[Reading text]
* START *

- Born: Gordon Anderson
- Origin: St Andrews, Fife, Scotland
- Occupation: Musician
- Years active: 1990s–present
- Member of: The Aliens
- Formerly of: The Beta Band
- Website: www.myspace.com/lonepigeon

= Lone Pigeon =

Scottish musician

Gordon Anderson, also known by his stage name Lone Pigeon, is a Scottish musician. A co-founder of the Beta Band, he left the band due to ill health soon after formation. After the Beta Band's split in 2004, Anderson formed the Aliens with Beta Band members John Maclean and Robin Jones.

==Career==
Anderson was a founding member of The Beta Band and co-wrote several of their early songs including "Dry the Rain" and "Dog's Got a Bone". Ill-health forced him to leave the band and return to Scotland, and he began to record solo under the name Lone Pigeon in 1997.

His earliest albums - 28 Secret Tracks, Moses, Auckley Craw and Honda Hedge - were released by himself and on Fence Records and are no longer for sale, but Concubine Rice (described by Allmusic as "an astonishing debut album") and Schoozzzmmii (described as "a zany but sunny folk-rock record") are available worldwide from Domino Records and (Lone Pigeon's own label) Whizzkidzz respectively.

The 'Honda Hedge' album, which was available only by mailorder, contains early versions of several of the songs later to appear on The Aliens' 'Astronomy for Dogs' (see below), including "Robotman", "Tomorrow", "Only Waiting" and "Honest Again".

After Anderson broke his shoulder falling out of a tree, he re-recorded "Robot Man" as "Robust Man".

* END *

[Region annotation records]
* START *

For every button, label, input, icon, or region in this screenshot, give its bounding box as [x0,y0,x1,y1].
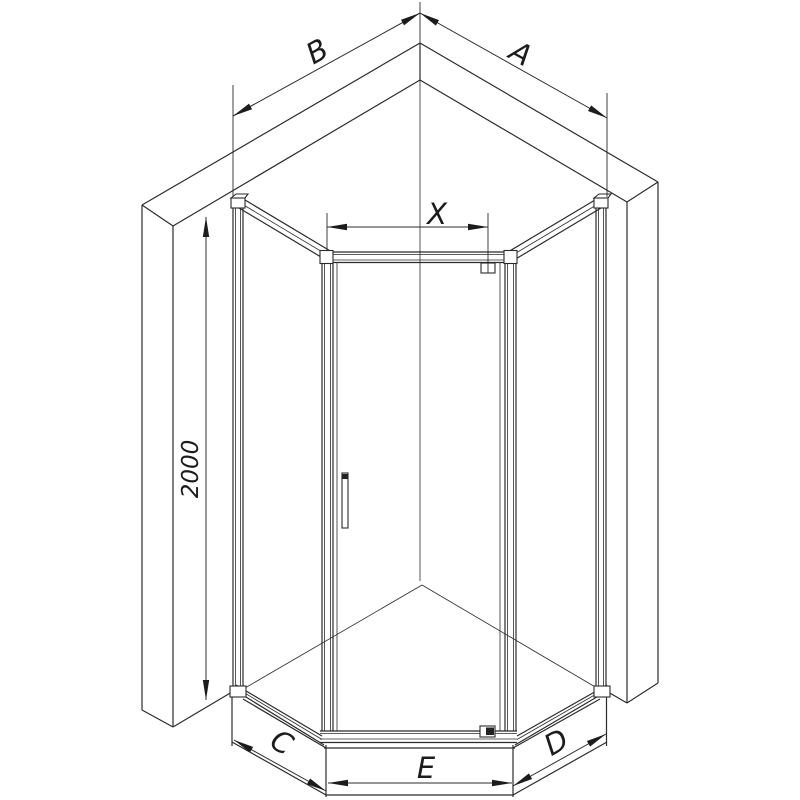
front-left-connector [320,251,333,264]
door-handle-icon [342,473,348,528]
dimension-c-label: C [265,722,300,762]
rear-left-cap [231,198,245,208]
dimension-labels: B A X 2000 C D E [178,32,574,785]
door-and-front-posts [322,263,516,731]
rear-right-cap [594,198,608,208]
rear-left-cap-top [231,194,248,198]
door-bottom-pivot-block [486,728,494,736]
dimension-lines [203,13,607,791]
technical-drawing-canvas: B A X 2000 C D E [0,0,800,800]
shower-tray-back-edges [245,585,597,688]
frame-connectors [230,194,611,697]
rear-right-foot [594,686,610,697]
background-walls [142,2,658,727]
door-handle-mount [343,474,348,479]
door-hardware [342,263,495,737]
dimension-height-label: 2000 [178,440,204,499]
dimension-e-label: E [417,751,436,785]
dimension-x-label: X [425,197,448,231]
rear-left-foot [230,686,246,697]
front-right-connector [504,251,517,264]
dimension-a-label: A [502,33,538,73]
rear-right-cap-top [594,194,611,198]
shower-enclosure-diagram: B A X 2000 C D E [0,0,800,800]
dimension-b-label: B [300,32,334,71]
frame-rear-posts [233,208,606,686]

* END *

[Your tasks]
(1) Determine whether each of the following statements agrees with the Lone Pigeon text, answering yes or no and quoting the words of the text that decide it: (a) Anderson left the Beta Band because of ill health soon after it formed; (b) the 'Honda Hedge' album was sold in shops; (c) Anderson began recording solo as Lone Pigeon in 1997.
(2) Carry the Lone Pigeon text forward, beginning after its final sentence.

[The replies]
(1)
(a) Yes: "he left the band due to ill health soon after formation."
(b) No: "which was available only by mailorder."
(c) Yes: "he began to record solo under the name Lone Pigeon in 1997."

(2)
In May 2006 an EP entitled Alienoid Starmonica was released, a collaboration with ex-Beta Band members John Maclean and Robin Jones under the name The Aliens. The Aliens have gone on to release two more singles: The Happy Song and Setting Sun. Their debut album, Astronomy for Dogs was released on 19 March 2007, published by EMI. Since the release, the band have parted company with EMI and released a new album Luna on 29 September 2008, to critical acclaim. He released a seven-disc box set entitled "Time Capsule" in 2011.

In 2015 Anderson wrote and performed "Aeolian Arietta", a track on Beta Band co-founder John Maclean's feature film debut, Slow West.

In 2016 Anderson co-produced Malcolm Middleton's first solo album in seven years, Summer of '13.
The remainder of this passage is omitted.